*PROBLEM*
Scan the material that follows. Copy every line containing the word "with".

[Saved entries]
------------------------------

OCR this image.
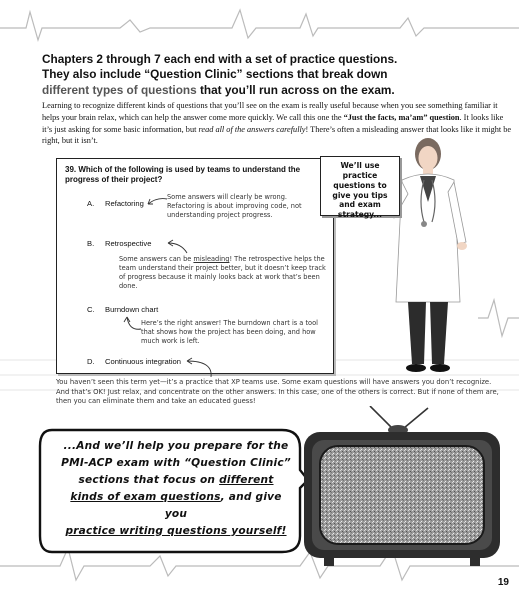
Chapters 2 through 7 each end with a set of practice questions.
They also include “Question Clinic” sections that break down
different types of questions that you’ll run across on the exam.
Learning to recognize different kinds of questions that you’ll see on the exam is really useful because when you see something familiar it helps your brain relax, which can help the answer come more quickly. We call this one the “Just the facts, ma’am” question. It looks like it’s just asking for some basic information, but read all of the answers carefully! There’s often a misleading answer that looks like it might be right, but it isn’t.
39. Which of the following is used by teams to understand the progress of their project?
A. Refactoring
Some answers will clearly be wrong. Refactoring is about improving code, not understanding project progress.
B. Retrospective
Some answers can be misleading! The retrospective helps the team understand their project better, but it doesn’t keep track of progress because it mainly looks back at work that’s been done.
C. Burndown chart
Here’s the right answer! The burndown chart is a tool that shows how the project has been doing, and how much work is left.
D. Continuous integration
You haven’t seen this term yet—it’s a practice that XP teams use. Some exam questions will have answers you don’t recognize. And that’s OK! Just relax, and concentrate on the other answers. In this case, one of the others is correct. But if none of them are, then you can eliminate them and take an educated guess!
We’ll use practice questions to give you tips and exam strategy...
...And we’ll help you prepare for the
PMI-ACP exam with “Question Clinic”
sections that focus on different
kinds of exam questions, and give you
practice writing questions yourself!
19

------------------------------

*OUTPUT FOR THIS TASK*
Chapters 2 through 7 each end with a set of practice questions.
PMI-ACP exam with “Question Clinic”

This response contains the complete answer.